[start of Supplied records]
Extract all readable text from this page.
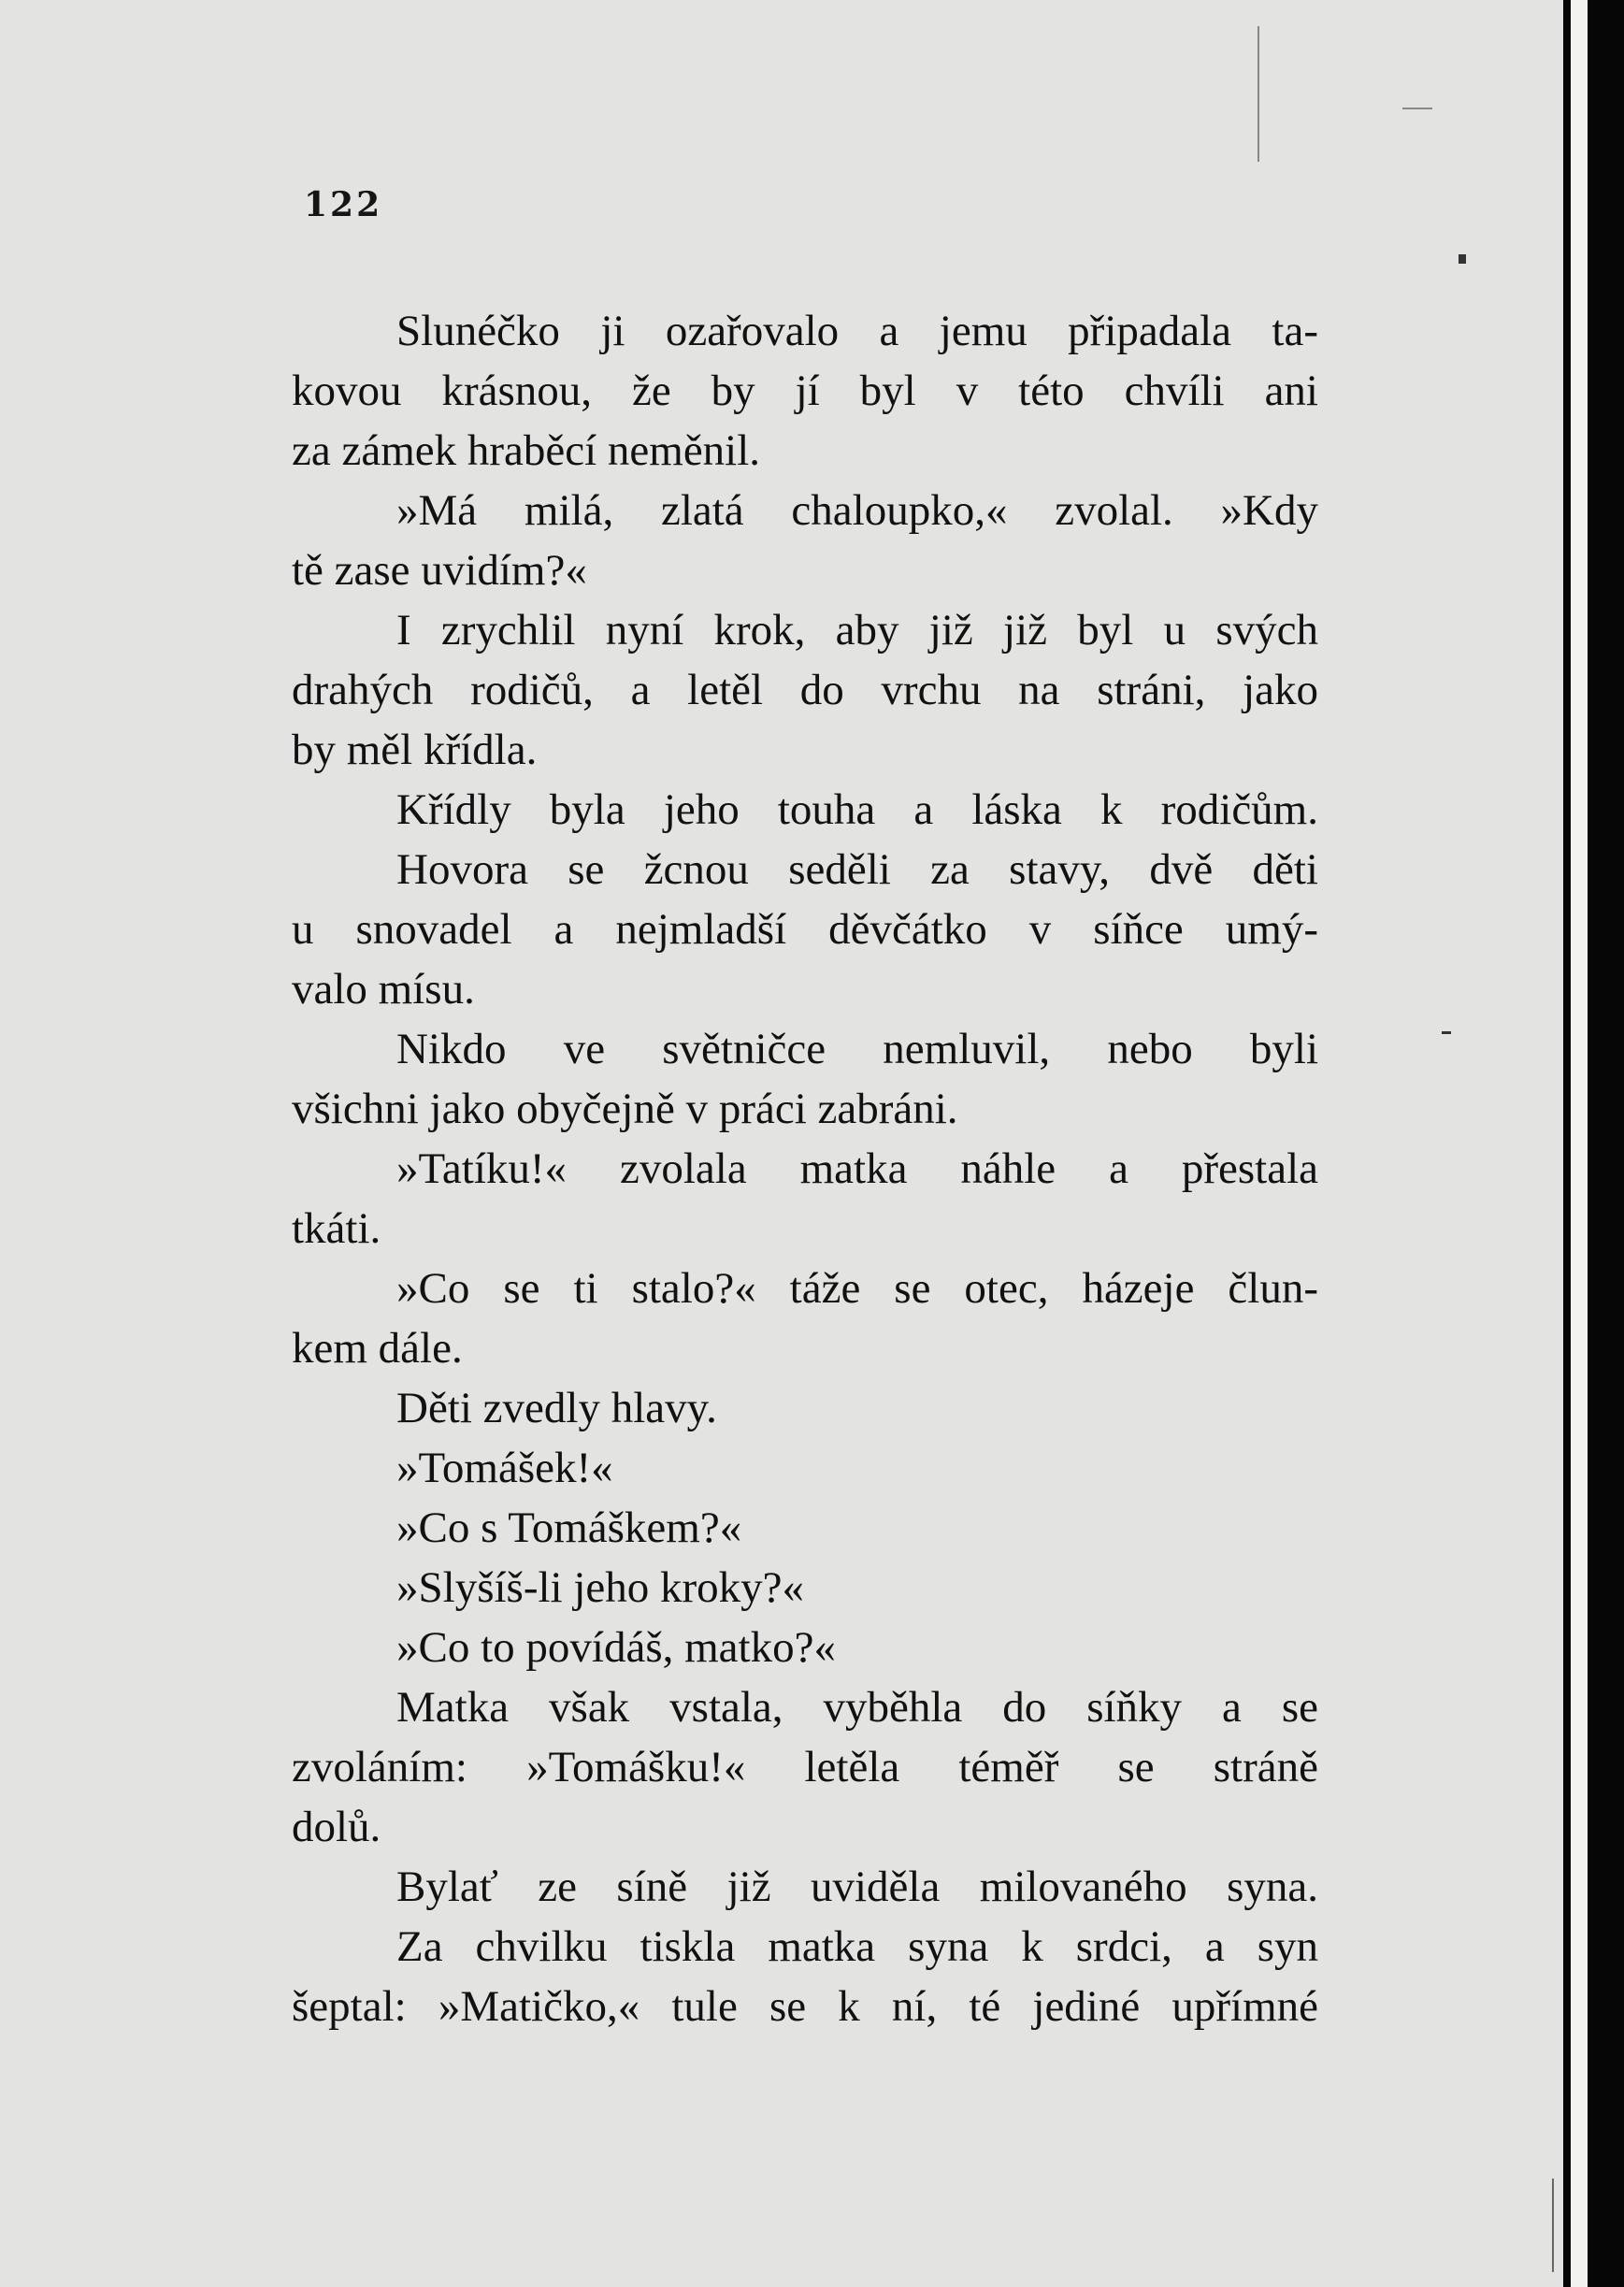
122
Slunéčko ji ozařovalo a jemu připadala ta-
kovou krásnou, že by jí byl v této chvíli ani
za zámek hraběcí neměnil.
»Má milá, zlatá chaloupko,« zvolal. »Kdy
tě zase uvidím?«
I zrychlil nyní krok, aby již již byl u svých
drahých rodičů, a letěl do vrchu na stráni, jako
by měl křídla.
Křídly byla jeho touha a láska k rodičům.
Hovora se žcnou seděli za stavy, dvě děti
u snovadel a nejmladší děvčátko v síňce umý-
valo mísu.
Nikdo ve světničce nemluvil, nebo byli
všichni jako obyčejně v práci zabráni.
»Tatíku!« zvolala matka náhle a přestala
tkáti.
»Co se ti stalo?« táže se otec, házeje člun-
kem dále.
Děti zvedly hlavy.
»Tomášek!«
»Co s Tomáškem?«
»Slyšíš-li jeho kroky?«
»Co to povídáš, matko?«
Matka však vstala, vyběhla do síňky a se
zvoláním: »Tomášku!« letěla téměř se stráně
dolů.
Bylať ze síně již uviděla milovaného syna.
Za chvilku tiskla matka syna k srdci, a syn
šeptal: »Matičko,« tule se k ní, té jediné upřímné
[end of Supplied records]
*The task*
Report every line containing the word "jeho" from the listing above.

*Exercise result*
Křídly byla jeho touha a láska k rodičům.
»Slyšíš-li jeho kroky?«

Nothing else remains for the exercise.